═════ DATA PROVIDED ═════
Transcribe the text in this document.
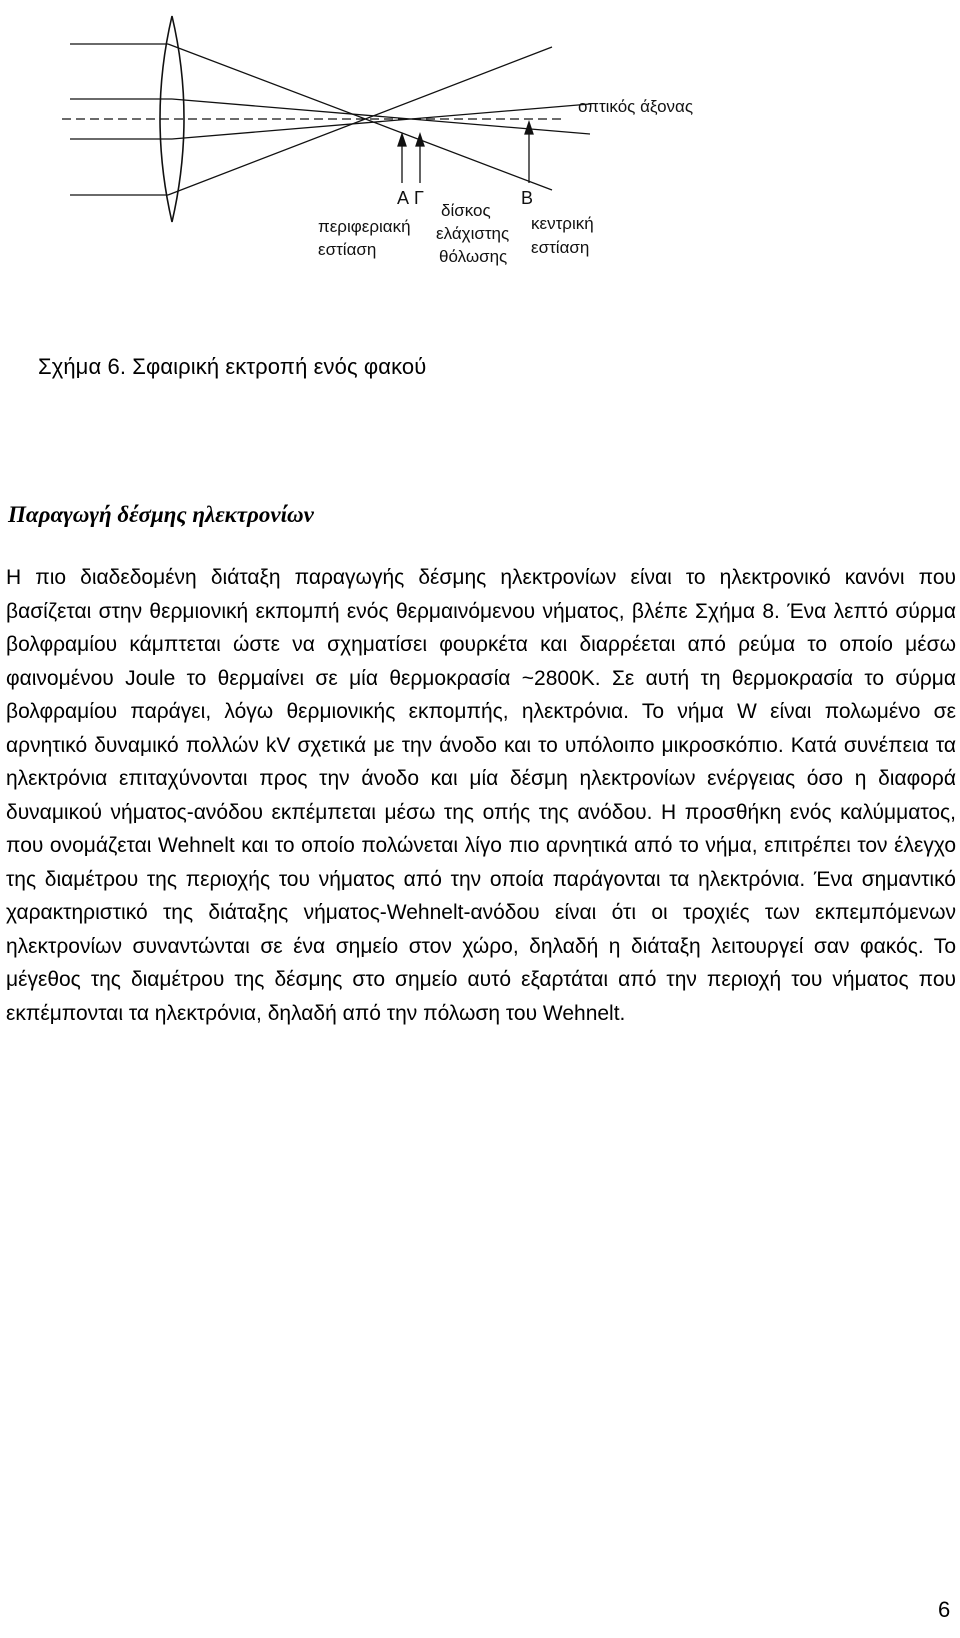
οπτικός άξονας
Α Γ	Β
περιφεριακή
εστίαση
δίσκος
ελάχιστης
θόλωσης
κεντρική
εστίαση
Σχήμα 6. Σφαιρική εκτροπή ενός φακού
Παραγωγή δέσμης ηλεκτρονίων

Η πιο διαδεδομένη διάταξη παραγωγής δέσμης ηλεκτρονίων είναι το ηλεκτρονικό κανόνι που βασίζεται στην θερμιονική εκπομπή ενός θερμαινόμενου νήματος, βλέπε Σχήμα 8. Ένα λεπτό σύρμα βολφραμίου κάμπτεται ώστε να σχηματίσει φουρκέτα και διαρρέεται από ρεύμα το οποίο μέσω φαινομένου Joule το θερμαίνει σε μία θερμοκρασία ~2800K. Σε αυτή τη θερμοκρασία το σύρμα βολφραμίου παράγει, λόγω θερμιονικής εκπομπής, ηλεκτρόνια. Το νήμα W είναι πολωμένο σε αρνητικό δυναμικό πολλών kV σχετικά με την άνοδο και το υπόλοιπο μικροσκόπιο. Κατά συνέπεια τα ηλεκτρόνια επιταχύνονται προς την άνοδο και μία δέσμη ηλεκτρονίων ενέργειας όσο η διαφορά δυναμικού νήματος-ανόδου εκπέμπεται μέσω της οπής της ανόδου. Η προσθήκη ενός καλύμματος, που ονομάζεται Wehnelt και το οποίο πολώνεται λίγο πιο αρνητικά από το νήμα, επιτρέπει τον έλεγχο της διαμέτρου της περιοχής του νήματος από την οποία παράγονται τα ηλεκτρόνια. Ένα σημαντικό χαρακτηριστικό της διάταξης νήματος-Wehnelt-ανόδου είναι ότι οι τροχιές των εκπεμπόμενων ηλεκτρονίων συναντώνται σε ένα σημείο στον χώρο, δηλαδή η διάταξη λειτουργεί σαν φακός. Το μέγεθος της διαμέτρου της δέσμης στο σημείο αυτό εξαρτάται από την περιοχή του νήματος που εκπέμπονται τα ηλεκτρόνια, δηλαδή από την πόλωση του Wehnelt.

6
═════
**DIRECTIONS:** Reproduce the entries exactly. Do not carry over any picture.

**SOLUTION BELOW:**
Transcribe the text in this document.
οπτικός άξονας
Α Γ	Β
περιφεριακή
εστίαση
δίσκος
ελάχιστης
θόλωσης
κεντρική
εστίαση
Σχήμα 6. Σφαιρική εκτροπή ενός φακού
Παραγωγή δέσμης ηλεκτρονίων

Η πιο διαδεδομένη διάταξη παραγωγής δέσμης ηλεκτρονίων είναι το ηλεκτρονικό κανόνι που βασίζεται στην θερμιονική εκπομπή ενός θερμαινόμενου νήματος, βλέπε Σχήμα 8. Ένα λεπτό σύρμα βολφραμίου κάμπτεται ώστε να σχηματίσει φουρκέτα και διαρρέεται από ρεύμα το οποίο μέσω φαινομένου Joule το θερμαίνει σε μία θερμοκρασία ~2800K. Σε αυτή τη θερμοκρασία το σύρμα βολφραμίου παράγει, λόγω θερμιονικής εκπομπής, ηλεκτρόνια. Το νήμα W είναι πολωμένο σε αρνητικό δυναμικό πολλών kV σχετικά με την άνοδο και το υπόλοιπο μικροσκόπιο. Κατά συνέπεια τα ηλεκτρόνια επιταχύνονται προς την άνοδο και μία δέσμη ηλεκτρονίων ενέργειας όσο η διαφορά δυναμικού νήματος-ανόδου εκπέμπεται μέσω της οπής της ανόδου. Η προσθήκη ενός καλύμματος, που ονομάζεται Wehnelt και το οποίο πολώνεται λίγο πιο αρνητικά από το νήμα, επιτρέπει τον έλεγχο της διαμέτρου της περιοχής του νήματος από την οποία παράγονται τα ηλεκτρόνια. Ένα σημαντικό χαρακτηριστικό της διάταξης νήματος-Wehnelt-ανόδου είναι ότι οι τροχιές των εκπεμπόμενων ηλεκτρονίων συναντώνται σε ένα σημείο στον χώρο, δηλαδή η διάταξη λειτουργεί σαν φακός. Το μέγεθος της διαμέτρου της δέσμης στο σημείο αυτό εξαρτάται από την περιοχή του νήματος που εκπέμπονται τα ηλεκτρόνια, δηλαδή από την πόλωση του Wehnelt.

6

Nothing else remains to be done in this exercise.